> **WRITTEN EXERCISE**: In this exercise, reproduce all the entries that follow exactly.

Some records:
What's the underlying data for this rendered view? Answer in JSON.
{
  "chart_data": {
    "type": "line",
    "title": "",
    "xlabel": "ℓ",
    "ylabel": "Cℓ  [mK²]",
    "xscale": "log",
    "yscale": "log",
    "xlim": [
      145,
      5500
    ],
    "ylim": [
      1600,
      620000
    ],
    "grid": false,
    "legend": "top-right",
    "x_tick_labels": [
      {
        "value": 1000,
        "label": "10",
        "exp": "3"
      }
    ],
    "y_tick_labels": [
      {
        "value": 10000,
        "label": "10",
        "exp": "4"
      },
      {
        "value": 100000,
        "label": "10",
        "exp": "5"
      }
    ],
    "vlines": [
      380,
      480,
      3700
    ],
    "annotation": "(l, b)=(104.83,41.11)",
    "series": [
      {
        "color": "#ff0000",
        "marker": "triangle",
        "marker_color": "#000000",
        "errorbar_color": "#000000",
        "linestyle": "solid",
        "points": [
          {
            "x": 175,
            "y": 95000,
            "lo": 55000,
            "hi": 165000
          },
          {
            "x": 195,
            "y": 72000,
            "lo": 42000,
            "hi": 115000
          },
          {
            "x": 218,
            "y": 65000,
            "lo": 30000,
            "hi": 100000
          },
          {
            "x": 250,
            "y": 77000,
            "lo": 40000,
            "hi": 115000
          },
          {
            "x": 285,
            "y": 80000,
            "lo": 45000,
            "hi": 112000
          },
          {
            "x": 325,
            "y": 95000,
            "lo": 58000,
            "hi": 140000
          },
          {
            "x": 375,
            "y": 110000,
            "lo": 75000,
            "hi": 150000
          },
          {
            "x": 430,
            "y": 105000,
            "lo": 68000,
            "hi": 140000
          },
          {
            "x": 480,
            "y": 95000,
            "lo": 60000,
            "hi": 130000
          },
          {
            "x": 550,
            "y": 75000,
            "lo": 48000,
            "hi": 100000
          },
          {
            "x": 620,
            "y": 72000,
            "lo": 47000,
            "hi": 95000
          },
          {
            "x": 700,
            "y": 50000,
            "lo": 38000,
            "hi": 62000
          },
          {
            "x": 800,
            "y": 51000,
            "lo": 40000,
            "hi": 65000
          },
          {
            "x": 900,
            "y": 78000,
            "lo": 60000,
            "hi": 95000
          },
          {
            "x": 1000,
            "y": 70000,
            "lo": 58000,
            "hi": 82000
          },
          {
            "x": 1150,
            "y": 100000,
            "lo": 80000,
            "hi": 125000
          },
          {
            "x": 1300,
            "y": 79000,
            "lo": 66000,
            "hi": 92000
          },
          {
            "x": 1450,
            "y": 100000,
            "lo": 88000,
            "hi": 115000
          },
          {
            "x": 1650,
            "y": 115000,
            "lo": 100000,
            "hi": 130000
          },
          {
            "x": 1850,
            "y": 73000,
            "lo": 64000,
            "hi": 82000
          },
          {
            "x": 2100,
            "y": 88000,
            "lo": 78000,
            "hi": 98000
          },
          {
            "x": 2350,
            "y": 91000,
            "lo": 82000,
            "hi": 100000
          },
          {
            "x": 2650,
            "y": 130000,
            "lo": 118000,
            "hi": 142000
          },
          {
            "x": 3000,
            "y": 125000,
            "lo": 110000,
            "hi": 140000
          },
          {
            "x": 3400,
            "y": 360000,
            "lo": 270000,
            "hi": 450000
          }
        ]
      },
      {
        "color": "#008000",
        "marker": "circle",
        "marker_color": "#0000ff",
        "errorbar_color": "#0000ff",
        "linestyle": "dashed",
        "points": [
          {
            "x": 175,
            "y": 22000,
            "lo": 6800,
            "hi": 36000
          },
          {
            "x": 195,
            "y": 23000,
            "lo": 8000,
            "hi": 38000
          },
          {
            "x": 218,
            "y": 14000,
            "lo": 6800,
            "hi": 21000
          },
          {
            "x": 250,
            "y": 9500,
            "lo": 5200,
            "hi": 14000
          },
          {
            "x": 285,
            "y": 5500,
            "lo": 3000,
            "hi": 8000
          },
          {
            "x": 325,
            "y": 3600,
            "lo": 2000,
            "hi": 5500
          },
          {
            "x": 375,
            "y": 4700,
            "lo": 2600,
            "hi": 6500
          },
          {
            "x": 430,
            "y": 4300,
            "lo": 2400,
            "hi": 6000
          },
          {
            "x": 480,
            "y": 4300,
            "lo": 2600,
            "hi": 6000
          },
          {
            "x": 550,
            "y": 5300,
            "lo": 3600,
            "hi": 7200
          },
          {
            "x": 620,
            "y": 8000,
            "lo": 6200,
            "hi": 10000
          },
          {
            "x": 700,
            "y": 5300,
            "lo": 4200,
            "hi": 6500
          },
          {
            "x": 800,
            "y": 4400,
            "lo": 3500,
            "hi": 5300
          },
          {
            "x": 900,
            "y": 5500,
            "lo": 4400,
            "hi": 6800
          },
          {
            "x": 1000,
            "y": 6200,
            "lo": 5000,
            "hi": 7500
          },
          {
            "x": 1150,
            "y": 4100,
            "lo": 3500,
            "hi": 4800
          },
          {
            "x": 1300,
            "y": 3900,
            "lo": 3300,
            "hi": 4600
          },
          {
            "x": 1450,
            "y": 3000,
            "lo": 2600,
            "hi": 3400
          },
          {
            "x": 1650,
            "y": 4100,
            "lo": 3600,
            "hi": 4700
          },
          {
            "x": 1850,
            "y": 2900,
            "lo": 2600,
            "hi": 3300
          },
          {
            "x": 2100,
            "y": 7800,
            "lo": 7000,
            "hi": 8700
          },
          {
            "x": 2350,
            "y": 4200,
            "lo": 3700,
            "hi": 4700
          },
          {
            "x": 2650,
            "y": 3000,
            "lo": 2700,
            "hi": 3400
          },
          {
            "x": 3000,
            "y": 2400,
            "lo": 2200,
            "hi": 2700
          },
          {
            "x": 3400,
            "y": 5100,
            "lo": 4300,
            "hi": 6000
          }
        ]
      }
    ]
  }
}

> **ANSWER**:
What's the underlying data for this rendered view? Answer in JSON.
{
  "chart_data": {
    "type": "line",
    "title": "",
    "xlabel": "ℓ",
    "ylabel": "Cℓ  [mK²]",
    "xscale": "log",
    "yscale": "log",
    "xlim": [
      145,
      5500
    ],
    "ylim": [
      1600,
      620000
    ],
    "grid": false,
    "legend": "top-right",
    "x_tick_labels": [
      {
        "value": 1000,
        "label": "10",
        "exp": "3"
      }
    ],
    "y_tick_labels": [
      {
        "value": 10000,
        "label": "10",
        "exp": "4"
      },
      {
        "value": 100000,
        "label": "10",
        "exp": "5"
      }
    ],
    "vlines": [
      380,
      480,
      3700
    ],
    "annotation": "(l, b)=(104.83,41.11)",
    "series": [
      {
        "color": "#ff0000",
        "marker": "triangle",
        "marker_color": "#000000",
        "errorbar_color": "#000000",
        "linestyle": "solid",
        "points": [
          {
            "x": 175,
            "y": 95000,
            "lo": 55000,
            "hi": 165000
          },
          {
            "x": 195,
            "y": 72000,
            "lo": 42000,
            "hi": 115000
          },
          {
            "x": 218,
            "y": 65000,
            "lo": 30000,
            "hi": 100000
          },
          {
            "x": 250,
            "y": 77000,
            "lo": 40000,
            "hi": 115000
          },
          {
            "x": 285,
            "y": 80000,
            "lo": 45000,
            "hi": 112000
          },
          {
            "x": 325,
            "y": 95000,
            "lo": 58000,
            "hi": 140000
          },
          {
            "x": 375,
            "y": 110000,
            "lo": 75000,
            "hi": 150000
          },
          {
            "x": 430,
            "y": 105000,
            "lo": 68000,
            "hi": 140000
          },
          {
            "x": 480,
            "y": 95000,
            "lo": 60000,
            "hi": 130000
          },
          {
            "x": 550,
            "y": 75000,
            "lo": 48000,
            "hi": 100000
          },
          {
            "x": 620,
            "y": 72000,
            "lo": 47000,
            "hi": 95000
          },
          {
            "x": 700,
            "y": 50000,
            "lo": 38000,
            "hi": 62000
          },
          {
            "x": 800,
            "y": 51000,
            "lo": 40000,
            "hi": 65000
          },
          {
            "x": 900,
            "y": 78000,
            "lo": 60000,
            "hi": 95000
          },
          {
            "x": 1000,
            "y": 70000,
            "lo": 58000,
            "hi": 82000
          },
          {
            "x": 1150,
            "y": 100000,
            "lo": 80000,
            "hi": 125000
          },
          {
            "x": 1300,
            "y": 79000,
            "lo": 66000,
            "hi": 92000
          },
          {
            "x": 1450,
            "y": 100000,
            "lo": 88000,
            "hi": 115000
          },
          {
            "x": 1650,
            "y": 115000,
            "lo": 100000,
            "hi": 130000
          },
          {
            "x": 1850,
            "y": 73000,
            "lo": 64000,
            "hi": 82000
          },
          {
            "x": 2100,
            "y": 88000,
            "lo": 78000,
            "hi": 98000
          },
          {
            "x": 2350,
            "y": 91000,
            "lo": 82000,
            "hi": 100000
          },
          {
            "x": 2650,
            "y": 130000,
            "lo": 118000,
            "hi": 142000
          },
          {
            "x": 3000,
            "y": 125000,
            "lo": 110000,
            "hi": 140000
          },
          {
            "x": 3400,
            "y": 360000,
            "lo": 270000,
            "hi": 450000
          }
        ]
      },
      {
        "color": "#008000",
        "marker": "circle",
        "marker_color": "#0000ff",
        "errorbar_color": "#0000ff",
        "linestyle": "dashed",
        "points": [
          {
            "x": 175,
            "y": 22000,
            "lo": 6800,
            "hi": 36000
          },
          {
            "x": 195,
            "y": 23000,
            "lo": 8000,
            "hi": 38000
          },
          {
            "x": 218,
            "y": 14000,
            "lo": 6800,
            "hi": 21000
          },
          {
            "x": 250,
            "y": 9500,
            "lo": 5200,
            "hi": 14000
          },
          {
            "x": 285,
            "y": 5500,
            "lo": 3000,
            "hi": 8000
          },
          {
            "x": 325,
            "y": 3600,
            "lo": 2000,
            "hi": 5500
          },
          {
            "x": 375,
            "y": 4700,
            "lo": 2600,
            "hi": 6500
          },
          {
            "x": 430,
            "y": 4300,
            "lo": 2400,
            "hi": 6000
          },
          {
            "x": 480,
            "y": 4300,
            "lo": 2600,
            "hi": 6000
          },
          {
            "x": 550,
            "y": 5300,
            "lo": 3600,
            "hi": 7200
          },
          {
            "x": 620,
            "y": 8000,
            "lo": 6200,
            "hi": 10000
          },
          {
            "x": 700,
            "y": 5300,
            "lo": 4200,
            "hi": 6500
          },
          {
            "x": 800,
            "y": 4400,
            "lo": 3500,
            "hi": 5300
          },
          {
            "x": 900,
            "y": 5500,
            "lo": 4400,
            "hi": 6800
          },
          {
            "x": 1000,
            "y": 6200,
            "lo": 5000,
            "hi": 7500
          },
          {
            "x": 1150,
            "y": 4100,
            "lo": 3500,
            "hi": 4800
          },
          {
            "x": 1300,
            "y": 3900,
            "lo": 3300,
            "hi": 4600
          },
          {
            "x": 1450,
            "y": 3000,
            "lo": 2600,
            "hi": 3400
          },
          {
            "x": 1650,
            "y": 4100,
            "lo": 3600,
            "hi": 4700
          },
          {
            "x": 1850,
            "y": 2900,
            "lo": 2600,
            "hi": 3300
          },
          {
            "x": 2100,
            "y": 7800,
            "lo": 7000,
            "hi": 8700
          },
          {
            "x": 2350,
            "y": 4200,
            "lo": 3700,
            "hi": 4700
          },
          {
            "x": 2650,
            "y": 3000,
            "lo": 2700,
            "hi": 3400
          },
          {
            "x": 3000,
            "y": 2400,
            "lo": 2200,
            "hi": 2700
          },
          {
            "x": 3400,
            "y": 5100,
            "lo": 4300,
            "hi": 6000
          }
        ]
      }
    ]
  }
}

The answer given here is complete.